■ TASK DESCRIPTION: Write the lines from the one containing "1627, 1058, 1703]" through the one containing "2059, 995, 2093]", both included, as a JSON list of strings with one string per line and blank lines omitted.

■ MATERIAL PROVIDED:
(begin)
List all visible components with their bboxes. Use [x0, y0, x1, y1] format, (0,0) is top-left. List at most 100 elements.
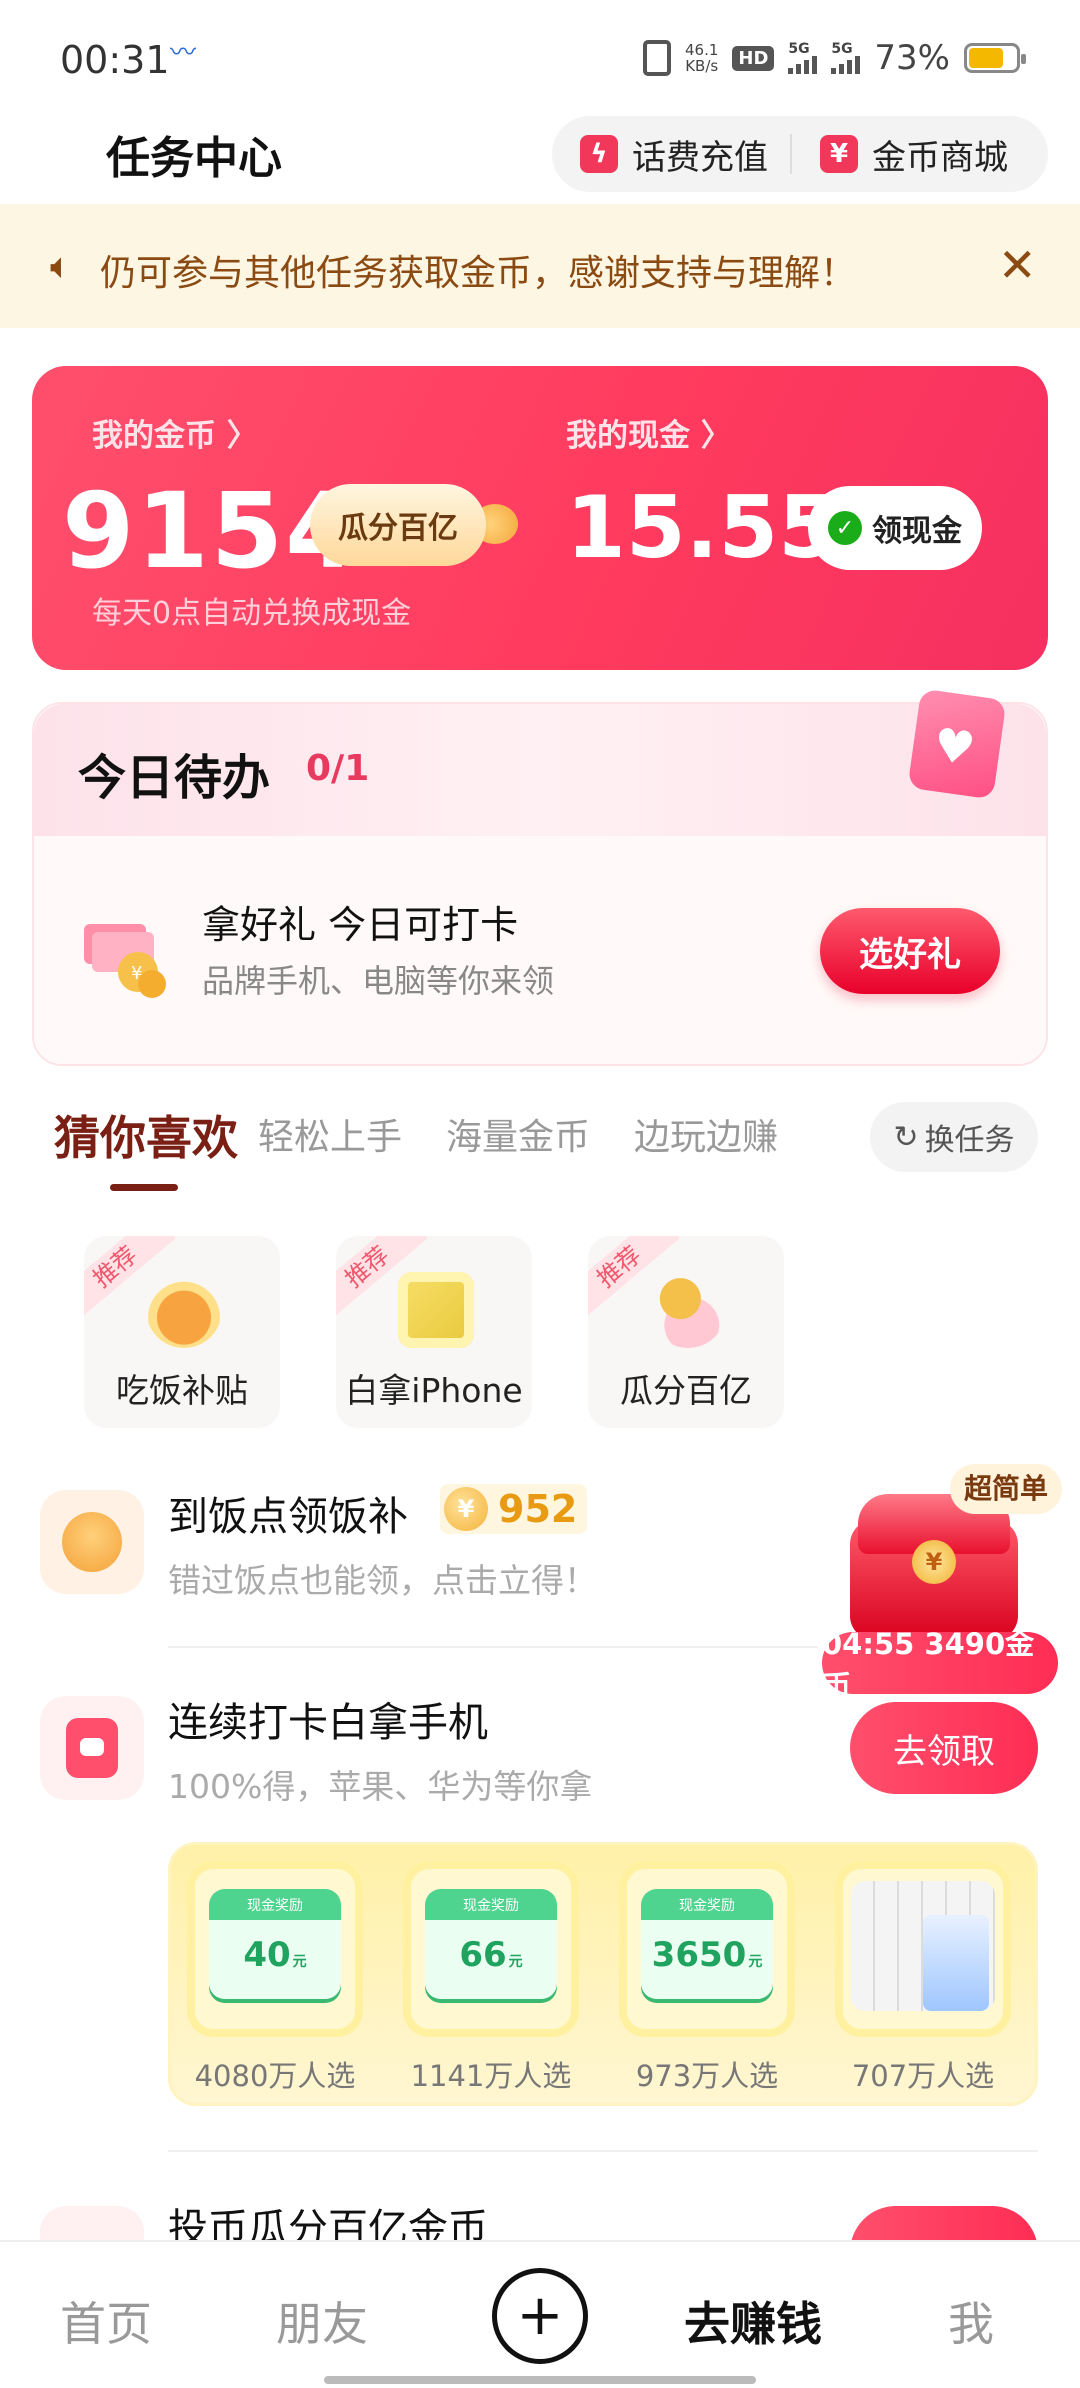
countdown-coins[interactable]: 04:55 3490金币	[822, 1627, 1058, 1703]
network-speed: 46.1 KB/s	[685, 42, 718, 74]
ticket-icon: ¥	[820, 135, 858, 173]
prize-cash-66[interactable]: 现金奖励 66 元	[403, 1861, 579, 2037]
notice-text: 仍可参与其他任务获取金币，感谢支持与理解！	[100, 253, 857, 294]
claim-button[interactable]: 去领取	[850, 1702, 1038, 1794]
recommend-card-split[interactable]: 推荐 瓜分百亿	[588, 1236, 784, 1428]
rice-bowl-icon	[146, 1272, 222, 1348]
wallet-card: 我的金币 〉 9154 瓜分百亿 我的现金 〉 15.55 ✓ 领现金 每天0点…	[32, 366, 1048, 670]
today-todo-card: 今日待办 0/1 ♥ ¥ 拿好礼 今日可打卡 品牌手机、电脑等你来领 选好礼	[32, 688, 1048, 1066]
coin-mall-button[interactable]: ¥ 金币商城	[792, 116, 1008, 192]
recommend-label: 吃饭补贴	[116, 1371, 248, 1410]
prize-label: 4080万人选	[194, 2059, 356, 2093]
cash-card: 现金奖励 3650 元	[641, 1889, 773, 1999]
meal-bowl-icon	[40, 1490, 144, 1594]
prize-strip: 现金奖励 40 元 4080万人选 现金奖励 66 元 1141万人选 现金奖励 3…	[168, 1842, 1038, 2106]
prize-label: 973万人选	[635, 2059, 779, 2093]
split-billions-button[interactable]: 瓜分百亿	[310, 484, 486, 566]
prize-label: 707万人选	[851, 2059, 995, 2093]
choose-gift-button[interactable]: 选好礼	[820, 908, 1000, 994]
task-phone-subtitle: 100%得，苹果、华为等你拿	[168, 1767, 593, 1806]
task-phone-title: 连续打卡白拿手机	[168, 1700, 488, 1746]
status-time: 00:31	[60, 38, 170, 82]
header-actions: ϟ 话费充值 ¥ 金币商城	[552, 116, 1048, 192]
prize-label: 1141万人选	[410, 2059, 572, 2093]
recommend-label: 白拿iPhone	[345, 1371, 523, 1410]
gift-task-subtitle: 品牌手机、电脑等你来领	[202, 962, 555, 1000]
bottom-nav: 首页 朋友 + 去赚钱 我	[0, 2240, 1080, 2388]
prize-cash-40[interactable]: 现金奖励 40 元	[187, 1861, 363, 2037]
wechat-icon: ✓	[828, 511, 862, 545]
header: 任务中心 ϟ 话费充值 ¥ 金币商城	[0, 110, 1080, 206]
task-meal-subtitle: 错过饭点也能领，点击立得！	[168, 1561, 597, 1600]
speed-unit: KB/s	[685, 57, 719, 75]
active-tab-underline	[110, 1184, 178, 1191]
coin-reward-badge: ¥ 952	[440, 1484, 588, 1534]
nav-home[interactable]: 首页	[60, 2288, 152, 2354]
cash-value: 3650	[651, 1935, 747, 1975]
gift-money-icon: ¥	[84, 924, 166, 998]
tissue-pack-image	[851, 1881, 995, 2011]
recharge-button[interactable]: ϟ 话费充值	[552, 116, 768, 192]
status-bar: 00:31 〰 46.1 KB/s HD 5G 5G 73%	[0, 0, 1080, 110]
cash-card-title: 现金奖励	[463, 1898, 519, 1914]
exchange-hint: 每天0点自动兑换成现金	[92, 596, 412, 631]
my-coins-link[interactable]: 我的金币 〉	[92, 410, 258, 455]
page-title: 任务中心	[106, 133, 282, 184]
iphone-icon	[398, 1272, 474, 1348]
cash-balance: 15.55	[566, 478, 839, 578]
nav-me[interactable]: 我	[948, 2288, 994, 2354]
divider	[168, 2150, 1038, 2152]
swap-tasks-button[interactable]: ↻ 换任务	[870, 1102, 1038, 1172]
home-indicator	[324, 2376, 756, 2384]
cash-card: 现金奖励 40 元	[209, 1889, 341, 1999]
tab-massive-coins[interactable]: 海量金币	[446, 1108, 590, 1160]
get-cash-label: 领现金	[872, 514, 962, 549]
tab-play-and-earn[interactable]: 边玩边赚	[634, 1108, 778, 1160]
recommend-card-iphone[interactable]: 推荐 白拿iPhone	[336, 1236, 532, 1428]
cash-unit: 元	[292, 1954, 307, 1970]
close-icon[interactable]: ✕	[998, 238, 1037, 292]
nav-friends[interactable]: 朋友	[276, 2288, 368, 2354]
task-meal-title: 到饭点领饭补	[168, 1494, 408, 1540]
swap-label: 换任务	[924, 1123, 1015, 1158]
cash-card-title: 现金奖励	[679, 1898, 735, 1914]
svg-text:¥: ¥	[131, 963, 142, 984]
cash-value: 40	[243, 1935, 291, 1975]
tab-easy-start[interactable]: 轻松上手	[258, 1108, 402, 1160]
today-count: 0/1	[306, 748, 370, 789]
task-tabs: 猜你喜欢 轻松上手 海量金币 边玩边赚 ↻ 换任务	[0, 1094, 1080, 1194]
sim2-label: 5G	[831, 41, 853, 57]
lightning-icon: ϟ	[580, 135, 618, 173]
recommend-label: 瓜分百亿	[620, 1371, 752, 1410]
signal-icon-2: 5G	[831, 41, 861, 74]
super-easy-tag: 超简单	[950, 1464, 1063, 1514]
prize-cash-3650[interactable]: 现金奖励 3650 元	[619, 1861, 795, 2037]
battery-percent: 73%	[874, 38, 950, 78]
signal-icon-1: 5G	[788, 41, 818, 74]
hand-coin-icon	[650, 1272, 726, 1348]
today-title: 今日待办	[78, 750, 271, 806]
vibrate-icon	[643, 40, 671, 76]
battery-icon	[964, 43, 1026, 73]
coin-reward-value: 952	[498, 1487, 578, 1531]
hd-icon: HD	[732, 45, 775, 71]
prize-tissue[interactable]	[835, 1861, 1011, 2037]
calendar-heart-icon: ♥	[907, 688, 1007, 800]
tab-guess-you-like[interactable]: 猜你喜欢	[54, 1102, 238, 1168]
speaker-icon: 🔈︎	[50, 246, 72, 287]
status-right: 46.1 KB/s HD 5G 5G 73%	[643, 38, 1026, 78]
cash-card-value: 3650 元	[641, 1935, 773, 1975]
my-cash-link[interactable]: 我的现金 〉	[566, 410, 732, 455]
cash-card-value: 66 元	[425, 1935, 557, 1975]
plus-icon[interactable]: +	[492, 2268, 588, 2364]
refresh-icon: ↻	[893, 1119, 919, 1155]
cash-card: 现金奖励 66 元	[425, 1889, 557, 1999]
divider	[168, 1646, 818, 1648]
recommend-card-meal[interactable]: 推荐 吃饭补贴	[84, 1236, 280, 1428]
coin-icon: ¥	[444, 1487, 488, 1531]
nav-earn[interactable]: 去赚钱	[684, 2288, 822, 2354]
cash-card-title: 现金奖励	[247, 1898, 303, 1914]
get-cash-button[interactable]: ✓ 领现金	[808, 486, 982, 570]
recharge-label: 话费充值	[632, 137, 768, 178]
sim1-label: 5G	[788, 41, 810, 57]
(end)
■ RESULT:
[
  "countdown-coins[interactable]: 04:55 3490金币\t[822, 1627, 1058, 1703]",
  "network-speed: 46.1 KB/s\t[685, 42, 718, 74]",
  "ticket-icon: ¥\t[820, 135, 858, 173]",
  "prize-cash-66[interactable]: 现金奖励 66 元\t[403, 1861, 579, 2037]",
  "notice-text: 仍可参与其他任务获取金币，感谢支持与理解！\t[100, 253, 857, 294]",
  "claim-button[interactable]: 去领取\t[850, 1702, 1038, 1794]",
  "recommend-card-split[interactable]: 推荐 瓜分百亿\t[588, 1236, 784, 1428]",
  "rice-bowl-icon\t[146, 1272, 222, 1348]",
  "wallet-card: 我的金币 〉 9154 瓜分百亿 我的现金 〉 15.55 ✓ 领现金 每天0点…\t[32, 366, 1048, 670]",
  "today-todo-card: 今日待办 0/1 ♥ ¥ 拿好礼 今日可打卡 品牌手机、电脑等你来领 选好礼\t[32, 688, 1048, 1066]",
  "coin-mall-button[interactable]: ¥ 金币商城\t[792, 116, 1008, 192]",
  "recommend-label: 吃饭补贴\t[116, 1371, 248, 1410]",
  "prize-label: 4080万人选\t[194, 2059, 356, 2093]",
  "cash-card: 现金奖励 3650 元\t[641, 1889, 773, 1999]",
  "meal-bowl-icon\t[40, 1490, 144, 1594]",
  "prize-strip: 现金奖励 40 元 4080万人选 现金奖励 66 元 1141万人选 现金奖励 3…\t[168, 1842, 1038, 2106]",
  "prize-label: 973万人选\t[635, 2059, 779, 2093]",
  "split-billions-button[interactable]: 瓜分百亿\t[310, 484, 486, 566]",
  "prize-label: 707万人选\t[851, 2059, 995, 2093]"
]